***** STORED ROWS *****

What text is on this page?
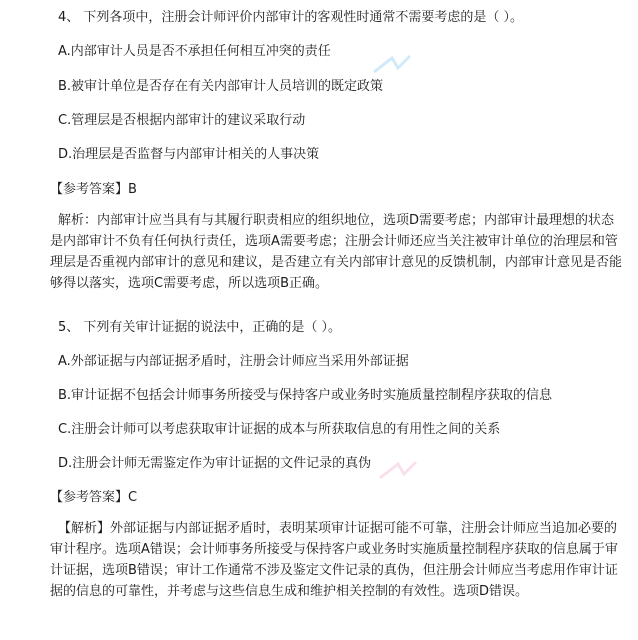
4、 下列各项中，注册会计师评价内部审计的客观性时通常不需要考虑的是（ ）。
A.内部审计人员是否不承担任何相互冲突的责任
B.被审计单位是否存在有关内部审计人员培训的既定政策
C.管理层是否根据内部审计的建议采取行动
D.治理层是否监督与内部审计相关的人事决策
【参考答案】B
解析：内部审计应当具有与其履行职责相应的组织地位，选项D需要考虑；内部审计最理想的状态是内部审计不负有任何执行责任，选项A需要考虑；注册会计师还应当关注被审计单位的治理层和管理层是否重视内部审计的意见和建议，是否建立有关内部审计意见的反馈机制，内部审计意见是否能够得以落实，选项C需要考虑，所以选项B正确。
5、 下列有关审计证据的说法中，正确的是（ ）。
A.外部证据与内部证据矛盾时，注册会计师应当采用外部证据
B.审计证据不包括会计师事务所接受与保持客户或业务时实施质量控制程序获取的信息
C.注册会计师可以考虑获取审计证据的成本与所获取信息的有用性之间的关系
D.注册会计师无需鉴定作为审计证据的文件记录的真伪
【参考答案】C
【解析】外部证据与内部证据矛盾时，表明某项审计证据可能不可靠，注册会计师应当追加必要的审计程序。选项A错误；会计师事务所接受与保持客户或业务时实施质量控制程序获取的信息属于审计证据，选项B错误；审计工作通常不涉及鉴定文件记录的真伪，但注册会计师应当考虑用作审计证据的信息的可靠性，并考虑与这些信息生成和维护相关控制的有效性。选项D错误。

*****

**BRIEF**
Locate the word "外部证据与内部证据矛盾时" in the records and collect each line it appears in.

**TASK RESPONSE**
A.外部证据与内部证据矛盾时，注册会计师应当采用外部证据
【解析】外部证据与内部证据矛盾时，表明某项审计证据可能不可靠，注册会计师应当追加必要的审计程序。选项A错误；会计师事务所接受与保持客户或业务时实施质量控制程序获取的信息属于审计证据，选项B错误；审计工作通常不涉及鉴定文件记录的真伪，但注册会计师应当考虑用作审计证据的信息的可靠性，并考虑与这些信息生成和维护相关控制的有效性。选项D错误。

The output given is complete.